### SHORT TASK
Scan the data. Collect each line that contains the word "profileSettings".

Data excerpts:
------------------------------------------------
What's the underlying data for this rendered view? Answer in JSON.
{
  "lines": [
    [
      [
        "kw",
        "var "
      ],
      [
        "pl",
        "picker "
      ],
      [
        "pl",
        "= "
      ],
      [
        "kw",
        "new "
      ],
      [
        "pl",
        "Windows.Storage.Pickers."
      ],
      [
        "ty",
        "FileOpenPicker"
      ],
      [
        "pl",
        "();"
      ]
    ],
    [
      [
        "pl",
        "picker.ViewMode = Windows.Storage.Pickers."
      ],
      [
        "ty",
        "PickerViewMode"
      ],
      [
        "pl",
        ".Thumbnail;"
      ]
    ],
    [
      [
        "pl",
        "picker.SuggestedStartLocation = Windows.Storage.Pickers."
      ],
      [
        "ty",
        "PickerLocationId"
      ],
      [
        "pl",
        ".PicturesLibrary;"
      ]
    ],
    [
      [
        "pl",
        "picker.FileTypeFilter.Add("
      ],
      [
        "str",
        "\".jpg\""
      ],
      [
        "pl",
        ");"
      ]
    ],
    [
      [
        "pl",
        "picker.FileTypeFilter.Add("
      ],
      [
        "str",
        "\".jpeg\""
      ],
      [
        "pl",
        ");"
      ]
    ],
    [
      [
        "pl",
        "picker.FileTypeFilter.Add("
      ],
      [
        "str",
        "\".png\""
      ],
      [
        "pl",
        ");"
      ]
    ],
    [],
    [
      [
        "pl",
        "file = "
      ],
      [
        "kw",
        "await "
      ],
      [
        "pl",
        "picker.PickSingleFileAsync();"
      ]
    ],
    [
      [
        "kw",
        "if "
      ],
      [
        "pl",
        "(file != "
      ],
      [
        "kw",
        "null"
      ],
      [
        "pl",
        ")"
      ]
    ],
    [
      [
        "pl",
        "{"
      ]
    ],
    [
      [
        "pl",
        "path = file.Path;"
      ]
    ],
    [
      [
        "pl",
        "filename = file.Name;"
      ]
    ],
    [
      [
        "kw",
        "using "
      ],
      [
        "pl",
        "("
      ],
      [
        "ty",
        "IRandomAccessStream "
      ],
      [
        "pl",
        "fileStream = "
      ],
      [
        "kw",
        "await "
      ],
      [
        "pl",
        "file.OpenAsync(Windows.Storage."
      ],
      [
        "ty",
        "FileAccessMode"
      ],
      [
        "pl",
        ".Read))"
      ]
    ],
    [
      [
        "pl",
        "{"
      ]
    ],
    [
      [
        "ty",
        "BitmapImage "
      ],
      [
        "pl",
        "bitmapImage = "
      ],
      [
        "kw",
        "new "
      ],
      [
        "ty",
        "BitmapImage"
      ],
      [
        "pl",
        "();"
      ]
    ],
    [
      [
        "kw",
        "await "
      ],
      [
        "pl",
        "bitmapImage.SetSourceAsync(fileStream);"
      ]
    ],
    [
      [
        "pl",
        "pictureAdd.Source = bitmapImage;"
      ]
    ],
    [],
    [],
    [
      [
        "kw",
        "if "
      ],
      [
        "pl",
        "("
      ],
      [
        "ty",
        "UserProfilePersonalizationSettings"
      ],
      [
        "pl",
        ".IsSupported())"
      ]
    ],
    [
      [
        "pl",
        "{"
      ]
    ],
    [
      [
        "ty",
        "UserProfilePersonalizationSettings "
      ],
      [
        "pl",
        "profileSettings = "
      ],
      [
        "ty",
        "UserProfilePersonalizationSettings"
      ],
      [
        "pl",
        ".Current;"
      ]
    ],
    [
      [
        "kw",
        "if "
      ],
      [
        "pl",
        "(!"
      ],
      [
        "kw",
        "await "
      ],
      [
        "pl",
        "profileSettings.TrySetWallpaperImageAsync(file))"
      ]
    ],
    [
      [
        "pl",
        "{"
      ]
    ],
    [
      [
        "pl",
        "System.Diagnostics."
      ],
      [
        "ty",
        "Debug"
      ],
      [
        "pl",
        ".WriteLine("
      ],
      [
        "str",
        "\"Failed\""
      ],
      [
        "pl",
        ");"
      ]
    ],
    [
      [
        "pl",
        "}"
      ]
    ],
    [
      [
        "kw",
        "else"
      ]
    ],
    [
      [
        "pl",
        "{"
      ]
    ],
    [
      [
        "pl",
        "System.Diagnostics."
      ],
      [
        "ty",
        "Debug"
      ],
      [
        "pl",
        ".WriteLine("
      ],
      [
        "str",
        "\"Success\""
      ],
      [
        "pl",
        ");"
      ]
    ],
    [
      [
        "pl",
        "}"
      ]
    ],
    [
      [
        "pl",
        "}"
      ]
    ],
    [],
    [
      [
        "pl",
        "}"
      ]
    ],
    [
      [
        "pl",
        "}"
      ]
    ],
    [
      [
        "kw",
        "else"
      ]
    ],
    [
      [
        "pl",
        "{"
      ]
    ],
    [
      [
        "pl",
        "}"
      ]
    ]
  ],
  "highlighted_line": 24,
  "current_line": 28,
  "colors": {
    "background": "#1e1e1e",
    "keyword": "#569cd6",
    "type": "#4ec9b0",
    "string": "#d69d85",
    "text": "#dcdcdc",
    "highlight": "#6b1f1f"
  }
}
------------------------------------------------
### COMPLETE OUTPUT
        "profileSettings = "
        "profileSettings.TrySetWallpaperImageAsync(file))"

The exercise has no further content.